+++ Stored records +++

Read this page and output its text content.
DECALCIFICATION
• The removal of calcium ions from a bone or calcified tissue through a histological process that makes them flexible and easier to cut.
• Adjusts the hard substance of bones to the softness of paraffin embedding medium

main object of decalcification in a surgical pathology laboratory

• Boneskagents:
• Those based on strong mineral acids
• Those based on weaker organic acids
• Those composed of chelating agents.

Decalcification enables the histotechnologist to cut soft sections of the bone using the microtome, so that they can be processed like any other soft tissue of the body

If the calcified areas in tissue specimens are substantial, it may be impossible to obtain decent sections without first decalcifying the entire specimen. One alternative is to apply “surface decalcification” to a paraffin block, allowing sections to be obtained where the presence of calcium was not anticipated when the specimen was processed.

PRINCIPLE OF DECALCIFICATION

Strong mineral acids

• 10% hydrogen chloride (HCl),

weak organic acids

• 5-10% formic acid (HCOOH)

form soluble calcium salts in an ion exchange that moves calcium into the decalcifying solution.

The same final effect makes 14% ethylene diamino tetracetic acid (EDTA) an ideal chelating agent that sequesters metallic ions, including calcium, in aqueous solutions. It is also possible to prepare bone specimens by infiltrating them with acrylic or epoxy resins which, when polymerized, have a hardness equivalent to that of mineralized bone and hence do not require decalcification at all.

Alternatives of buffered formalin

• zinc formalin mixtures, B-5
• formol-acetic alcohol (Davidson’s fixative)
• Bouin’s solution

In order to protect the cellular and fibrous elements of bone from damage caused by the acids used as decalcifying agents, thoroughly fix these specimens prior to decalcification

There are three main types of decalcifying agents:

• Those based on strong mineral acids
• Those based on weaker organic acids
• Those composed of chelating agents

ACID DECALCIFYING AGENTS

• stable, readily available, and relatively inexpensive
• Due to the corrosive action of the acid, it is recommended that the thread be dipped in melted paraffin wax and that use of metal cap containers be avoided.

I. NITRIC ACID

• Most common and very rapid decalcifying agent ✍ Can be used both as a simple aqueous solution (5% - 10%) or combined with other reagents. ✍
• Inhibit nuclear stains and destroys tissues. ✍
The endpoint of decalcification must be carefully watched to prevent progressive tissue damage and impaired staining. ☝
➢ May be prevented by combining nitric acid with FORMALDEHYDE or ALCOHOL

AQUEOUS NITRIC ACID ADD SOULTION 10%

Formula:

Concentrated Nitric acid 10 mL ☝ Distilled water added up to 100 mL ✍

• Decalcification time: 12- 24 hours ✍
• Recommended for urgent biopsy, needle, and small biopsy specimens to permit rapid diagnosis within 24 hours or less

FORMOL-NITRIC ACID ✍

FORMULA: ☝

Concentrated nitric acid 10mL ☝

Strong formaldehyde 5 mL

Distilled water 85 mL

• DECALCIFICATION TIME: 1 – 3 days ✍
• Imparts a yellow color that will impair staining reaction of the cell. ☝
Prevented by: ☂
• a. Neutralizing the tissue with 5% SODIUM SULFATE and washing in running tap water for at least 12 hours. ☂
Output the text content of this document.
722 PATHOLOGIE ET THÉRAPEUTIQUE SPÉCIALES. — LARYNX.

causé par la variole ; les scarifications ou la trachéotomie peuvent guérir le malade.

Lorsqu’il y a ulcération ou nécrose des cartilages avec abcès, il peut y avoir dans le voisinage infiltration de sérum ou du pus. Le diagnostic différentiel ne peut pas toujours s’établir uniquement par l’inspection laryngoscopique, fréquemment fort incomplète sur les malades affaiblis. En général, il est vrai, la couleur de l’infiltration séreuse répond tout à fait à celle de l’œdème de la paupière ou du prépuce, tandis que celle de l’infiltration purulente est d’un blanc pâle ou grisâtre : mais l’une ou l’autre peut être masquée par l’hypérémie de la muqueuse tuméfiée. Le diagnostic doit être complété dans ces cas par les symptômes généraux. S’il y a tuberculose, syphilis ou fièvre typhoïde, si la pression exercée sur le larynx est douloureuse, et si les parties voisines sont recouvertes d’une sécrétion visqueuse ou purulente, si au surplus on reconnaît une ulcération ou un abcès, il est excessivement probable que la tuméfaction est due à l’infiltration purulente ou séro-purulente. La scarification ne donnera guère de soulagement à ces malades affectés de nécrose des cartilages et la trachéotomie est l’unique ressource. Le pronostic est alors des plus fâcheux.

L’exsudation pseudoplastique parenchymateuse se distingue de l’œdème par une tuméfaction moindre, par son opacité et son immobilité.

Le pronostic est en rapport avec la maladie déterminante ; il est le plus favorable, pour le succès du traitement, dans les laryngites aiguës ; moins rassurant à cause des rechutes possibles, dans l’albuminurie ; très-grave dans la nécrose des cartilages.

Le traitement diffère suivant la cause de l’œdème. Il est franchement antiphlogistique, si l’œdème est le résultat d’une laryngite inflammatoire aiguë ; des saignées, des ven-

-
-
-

+++

__What the task requires__.
Reproduce the material verbatim, line by line.

__Result of the task__.
Read this page and output its text content.
DECALCIFICATION
• The removal of calcium ions from a bone or calcified tissue through a histological process that makes them flexible and easier to cut.
• Adjusts the hard substance of bones to the softness of paraffin embedding medium

main object of decalcification in a surgical pathology laboratory

• Boneskagents:
• Those based on strong mineral acids
• Those based on weaker organic acids
• Those composed of chelating agents.

Decalcification enables the histotechnologist to cut soft sections of the bone using the microtome, so that they can be processed like any other soft tissue of the body

If the calcified areas in tissue specimens are substantial, it may be impossible to obtain decent sections without first decalcifying the entire specimen. One alternative is to apply “surface decalcification” to a paraffin block, allowing sections to be obtained where the presence of calcium was not anticipated when the specimen was processed.

PRINCIPLE OF DECALCIFICATION

Strong mineral acids

• 10% hydrogen chloride (HCl),

weak organic acids

• 5-10% formic acid (HCOOH)

form soluble calcium salts in an ion exchange that moves calcium into the decalcifying solution.

The same final effect makes 14% ethylene diamino tetracetic acid (EDTA) an ideal chelating agent that sequesters metallic ions, including calcium, in aqueous solutions. It is also possible to prepare bone specimens by infiltrating them with acrylic or epoxy resins which, when polymerized, have a hardness equivalent to that of mineralized bone and hence do not require decalcification at all.

Alternatives of buffered formalin

• zinc formalin mixtures, B-5
• formol-acetic alcohol (Davidson’s fixative)
• Bouin’s solution

In order to protect the cellular and fibrous elements of bone from damage caused by the acids used as decalcifying agents, thoroughly fix these specimens prior to decalcification

There are three main types of decalcifying agents:

• Those based on strong mineral acids
• Those based on weaker organic acids
• Those composed of chelating agents

ACID DECALCIFYING AGENTS

• stable, readily available, and relatively inexpensive
• Due to the corrosive action of the acid, it is recommended that the thread be dipped in melted paraffin wax and that use of metal cap containers be avoided.

I. NITRIC ACID

• Most common and very rapid decalcifying agent ✍ Can be used both as a simple aqueous solution (5% - 10%) or combined with other reagents. ✍
• Inhibit nuclear stains and destroys tissues. ✍
The endpoint of decalcification must be carefully watched to prevent progressive tissue damage and impaired staining. ☝
➢ May be prevented by combining nitric acid with FORMALDEHYDE or ALCOHOL

AQUEOUS NITRIC ACID ADD SOULTION 10%

Formula:

Concentrated Nitric acid 10 mL ☝ Distilled water added up to 100 mL ✍

• Decalcification time: 12- 24 hours ✍
• Recommended for urgent biopsy, needle, and small biopsy specimens to permit rapid diagnosis within 24 hours or less

FORMOL-NITRIC ACID ✍

FORMULA: ☝

Concentrated nitric acid 10mL ☝

Strong formaldehyde 5 mL

Distilled water 85 mL

• DECALCIFICATION TIME: 1 – 3 days ✍
• Imparts a yellow color that will impair staining reaction of the cell. ☝
Prevented by: ☂
• a. Neutralizing the tissue with 5% SODIUM SULFATE and washing in running tap water for at least 12 hours. ☂
Output the text content of this document.
722 PATHOLOGIE ET THÉRAPEUTIQUE SPÉCIALES. — LARYNX.

causé par la variole ; les scarifications ou la trachéotomie peuvent guérir le malade.

Lorsqu’il y a ulcération ou nécrose des cartilages avec abcès, il peut y avoir dans le voisinage infiltration de sérum ou du pus. Le diagnostic différentiel ne peut pas toujours s’établir uniquement par l’inspection laryngoscopique, fréquemment fort incomplète sur les malades affaiblis. En général, il est vrai, la couleur de l’infiltration séreuse répond tout à fait à celle de l’œdème de la paupière ou du prépuce, tandis que celle de l’infiltration purulente est d’un blanc pâle ou grisâtre : mais l’une ou l’autre peut être masquée par l’hypérémie de la muqueuse tuméfiée. Le diagnostic doit être complété dans ces cas par les symptômes généraux. S’il y a tuberculose, syphilis ou fièvre typhoïde, si la pression exercée sur le larynx est douloureuse, et si les parties voisines sont recouvertes d’une sécrétion visqueuse ou purulente, si au surplus on reconnaît une ulcération ou un abcès, il est excessivement probable que la tuméfaction est due à l’infiltration purulente ou séro-purulente. La scarification ne donnera guère de soulagement à ces malades affectés de nécrose des cartilages et la trachéotomie est l’unique ressource. Le pronostic est alors des plus fâcheux.

L’exsudation pseudoplastique parenchymateuse se distingue de l’œdème par une tuméfaction moindre, par son opacité et son immobilité.

Le pronostic est en rapport avec la maladie déterminante ; il est le plus favorable, pour le succès du traitement, dans les laryngites aiguës ; moins rassurant à cause des rechutes possibles, dans l’albuminurie ; très-grave dans la nécrose des cartilages.

Le traitement diffère suivant la cause de l’œdème. Il est franchement antiphlogistique, si l’œdème est le résultat d’une laryngite inflammatoire aiguë ; des saignées, des ven-

-
-
-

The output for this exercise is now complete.